• **TEXT**:
Measles Control

by Michael_Koger

Immunization is one of several issues necessary for the control of measles.

The current recommendation for vaccination against rubeola (measles) is that all healthy children take it as long as there are no medical contraindications to its use. For most individuals, it is safe and effective. The complete series requires two injections of measles vaccine at least 28 days apart. A well-known approach is to administer it at 12 to 15 months of age and again between 4 and 6 years of age prior to entry into kindergarten.

There are variations, however, in protocols for vaccination. For example, a single dose of measles, mumps, rubella, and varicella (MMRV) may be sufficient. On the other hand, some parents prefer the approach with two doses of measles, mumps, and rubella (MMR) [1].

International Travel

It is also essential to recognize that vaccination in some countries is not very available, and residents of those parts of the globe may travel to the United States.  Hence, individuals who have not undergone immunization may acquire the condition when these travelers go to that country.  Moreover, people who live in the United States must consider this before they travel to regions where use of the vaccine is inadequate [1, 2, 3].

• **EXTRACTED MATERIAL**:
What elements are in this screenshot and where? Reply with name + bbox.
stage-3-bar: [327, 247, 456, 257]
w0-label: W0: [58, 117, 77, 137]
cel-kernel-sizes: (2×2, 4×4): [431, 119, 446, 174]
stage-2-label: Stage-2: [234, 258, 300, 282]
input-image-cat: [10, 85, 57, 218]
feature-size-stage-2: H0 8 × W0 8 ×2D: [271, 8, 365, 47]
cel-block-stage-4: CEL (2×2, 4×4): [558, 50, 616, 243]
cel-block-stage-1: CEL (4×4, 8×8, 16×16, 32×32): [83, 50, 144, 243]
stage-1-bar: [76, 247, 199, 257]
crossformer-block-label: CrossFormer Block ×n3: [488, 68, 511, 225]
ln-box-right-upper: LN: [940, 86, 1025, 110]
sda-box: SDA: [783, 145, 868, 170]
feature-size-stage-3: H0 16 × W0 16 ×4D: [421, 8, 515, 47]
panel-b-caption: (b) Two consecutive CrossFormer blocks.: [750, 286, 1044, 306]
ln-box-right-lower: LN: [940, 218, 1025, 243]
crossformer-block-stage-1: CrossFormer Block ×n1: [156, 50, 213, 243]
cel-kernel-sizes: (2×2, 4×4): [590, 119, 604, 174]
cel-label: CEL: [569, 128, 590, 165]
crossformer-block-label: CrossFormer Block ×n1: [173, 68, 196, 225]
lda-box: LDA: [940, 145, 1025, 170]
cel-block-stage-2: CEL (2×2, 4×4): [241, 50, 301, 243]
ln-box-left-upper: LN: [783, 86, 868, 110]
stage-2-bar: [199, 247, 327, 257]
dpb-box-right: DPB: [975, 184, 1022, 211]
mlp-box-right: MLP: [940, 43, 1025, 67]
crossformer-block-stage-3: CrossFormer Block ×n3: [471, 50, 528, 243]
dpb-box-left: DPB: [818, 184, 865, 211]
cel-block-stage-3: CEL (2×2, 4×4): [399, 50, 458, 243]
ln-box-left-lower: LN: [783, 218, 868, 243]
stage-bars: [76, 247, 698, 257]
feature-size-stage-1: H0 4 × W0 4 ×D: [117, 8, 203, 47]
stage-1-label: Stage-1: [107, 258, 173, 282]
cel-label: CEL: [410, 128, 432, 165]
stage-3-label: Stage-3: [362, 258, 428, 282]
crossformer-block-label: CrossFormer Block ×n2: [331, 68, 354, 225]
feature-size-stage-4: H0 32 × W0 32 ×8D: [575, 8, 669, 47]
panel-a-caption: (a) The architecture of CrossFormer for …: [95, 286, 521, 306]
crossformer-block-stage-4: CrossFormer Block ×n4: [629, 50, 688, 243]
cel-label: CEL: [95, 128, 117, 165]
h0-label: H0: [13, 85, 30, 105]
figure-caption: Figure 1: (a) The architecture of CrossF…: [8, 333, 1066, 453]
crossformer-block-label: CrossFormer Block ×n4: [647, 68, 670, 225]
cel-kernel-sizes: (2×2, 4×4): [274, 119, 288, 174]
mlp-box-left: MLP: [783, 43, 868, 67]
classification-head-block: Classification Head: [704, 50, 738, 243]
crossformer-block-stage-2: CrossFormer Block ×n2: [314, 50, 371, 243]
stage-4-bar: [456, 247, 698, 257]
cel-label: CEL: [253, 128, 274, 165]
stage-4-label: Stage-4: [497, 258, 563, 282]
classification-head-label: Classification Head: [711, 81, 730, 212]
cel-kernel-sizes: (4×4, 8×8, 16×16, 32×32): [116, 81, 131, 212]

• **WHAT NEEDS TO BE DONE**:
Answer these questions from the measles control text, numbering each answer to match.
1. How far apart must the two injections of measles vaccine be given?
2. Which vaccine do some parents prefer to give in two doses?
3. To which country may residents of regions with limited vaccine availability travel?

• **ANSWER TO THIS EXERCISE**:
1. At least 28 days apart.
2. The measles, mumps, and rubella (MMR) vaccine.
3. The United States.